- **Что нужно сделать**:
a) Кратко изложите списком абзац отрывка о перестройке, который начинается словами «Почему так настаивают». Сохраните его главные факты.
b) Переведите на английский язык предложение из отрывка о перестройке: «Эта новая попытка предполагает, что первая попытка строительства закончилась неудачей или потерпела поражение, „подверглась деконструкции"».
c) Продолжите отрывок о перестройке и деконструкции после его последнего предложения.

- **Отрывок для чтения**:
☆ ☆ ☆ ☆ ☆ ☆ ☆
Почему так настаивают на „бытии-в-строительстве"? Не для того ли, чтобы лучше очертить „родовые муки" самих этих „путешествий", этих „возвращений", равно как и текстов, которые их упорядочивают? Несомненно. Но делается это и для того, чтобы выявить странный парадокс антиципации. С одной стороны, на первом этапе речь идет о „родовых
51
муках" будущего, о его озабоченной антиципации: будет ли сдержано данное обещание? Но, с другой стороны, мы сегодня можем сказать, что поскольку это „строительство" потерпело неудачу, мнимое осознание (la pretendu prise en compte) этой неудачи открывает эру перестройки, а это слово также означает: „строительство", „строительство заново", „реконструкция", т. е. строительство, которое начинается или возобновляется со следующей попытки. Эта новая попытка предполагает, что первая попытка строительства закончилась неудачей или потерпела поражение, „подверглась деконструкции". Я сам не осмелился бы сказать „была деконструирована", если бы мои собеседники из Института философии Академии наук в Москве не утверждали на полном серьезе, что таков наилучший перевод; в разговорах между собой они переводили слово перестройка как „деконструкция". Я как-нибудь перескажу и прокомментирую эти беседы, размышления, вопросы, а также недоумение, которое вызвало у меня замечание одного из советских коллег, сказавшего с чуть заметной иронией: „Нынешний СССР — это и есть деконструкция".
☆ ☆ ☆ ☆ ☆ ☆ ☆
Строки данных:
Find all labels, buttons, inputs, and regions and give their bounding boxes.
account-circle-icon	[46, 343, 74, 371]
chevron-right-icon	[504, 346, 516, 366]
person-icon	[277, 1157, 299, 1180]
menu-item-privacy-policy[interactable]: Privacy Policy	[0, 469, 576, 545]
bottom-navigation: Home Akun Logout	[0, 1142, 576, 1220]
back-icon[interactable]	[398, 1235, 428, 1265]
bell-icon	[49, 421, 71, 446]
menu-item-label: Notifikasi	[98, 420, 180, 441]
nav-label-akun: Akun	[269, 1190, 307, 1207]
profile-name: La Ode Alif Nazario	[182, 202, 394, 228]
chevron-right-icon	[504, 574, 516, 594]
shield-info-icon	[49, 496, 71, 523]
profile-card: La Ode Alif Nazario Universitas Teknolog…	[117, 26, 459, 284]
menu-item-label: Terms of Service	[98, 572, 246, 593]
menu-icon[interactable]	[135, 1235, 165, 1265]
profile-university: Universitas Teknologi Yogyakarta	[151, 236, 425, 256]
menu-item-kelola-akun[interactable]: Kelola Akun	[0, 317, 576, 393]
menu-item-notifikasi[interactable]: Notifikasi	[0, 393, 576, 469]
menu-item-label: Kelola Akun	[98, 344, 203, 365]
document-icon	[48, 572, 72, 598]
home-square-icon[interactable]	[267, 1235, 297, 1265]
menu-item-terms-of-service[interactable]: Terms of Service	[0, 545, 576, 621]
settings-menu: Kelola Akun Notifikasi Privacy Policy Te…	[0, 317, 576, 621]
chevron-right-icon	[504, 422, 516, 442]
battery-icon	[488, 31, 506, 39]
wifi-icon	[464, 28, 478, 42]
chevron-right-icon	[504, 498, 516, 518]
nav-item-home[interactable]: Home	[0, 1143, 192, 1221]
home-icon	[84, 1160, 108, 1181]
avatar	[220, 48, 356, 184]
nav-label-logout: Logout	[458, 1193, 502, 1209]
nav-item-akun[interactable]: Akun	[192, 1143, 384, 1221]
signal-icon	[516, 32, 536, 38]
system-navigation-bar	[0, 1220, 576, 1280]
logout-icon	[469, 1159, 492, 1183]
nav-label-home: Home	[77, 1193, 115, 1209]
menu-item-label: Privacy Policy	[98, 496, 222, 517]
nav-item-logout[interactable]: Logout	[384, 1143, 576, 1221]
☆ ☆ ☆ ☆ ☆ ☆ ☆
- **Ответы по порядку**:
a)
- Автор спрашивает, зачем настаивать на «бытии-в-строительстве». Ответ: чтобы очертить «родовые муки» «путешествий», «возвращений» и текстов, которые их упорядочивают, а также чтобы выявить парадокс антиципации.
- С одной стороны, сначала речь идет о тревожном ожидании будущего: будет ли сдержано обещание.
- С другой стороны, «строительство» потерпело неудачу. Мнимое осознание этой неудачи открывает эру перестройки, то есть строительства заново, реконструкции.
- Новая попытка предполагает, что первая закончилась неудачей и «подверглась деконструкции».
- Собеседники автора из Института философии Академии наук в Москве считали «деконструкцию» лучшим переводом слова «перестройка».
- Автор обещает когда-нибудь пересказать эти беседы. Он приводит слова одного советского коллеги: «Нынешний СССР — это и есть деконструкция».

b) This new attempt presupposes that the first attempt at construction ended in failure or suffered defeat, that it "underwent deconstruction."

c)
Но не на этом я хотел бы теперь остановиться. Продолжая анализ структуры и истории ограниченной последовательности историко-текстуальных „родовых мук", я ощущаю необходимость нюансировать и усложнить первоначальную гипотезу, [добавив], что в настоящее время „Возвращения из СССР" типа [„Возвращений"] Беньямина, Жида, Этьембля и др. более невозможны. Точнее, я полагаю, что они возможны, что еще существуют тексты, виды дискурса, путешествия, бюллетени „родов", напоминающие своих предшественников, но существуют они при двух весьма ограничительных, на мой взгляд, условиях: условии обратного направления и условии самонадеянности, довольно, впрочем, проблематичном.
52
1. По-прежнему направляются „туда", „fort" (но уже не „сюда", в идеальное будущее, в „da"), чтобы убедиться, действительно ли перестройка „идет", действительно ли роды имеют место, протекают ли „родовые схватки" как надо.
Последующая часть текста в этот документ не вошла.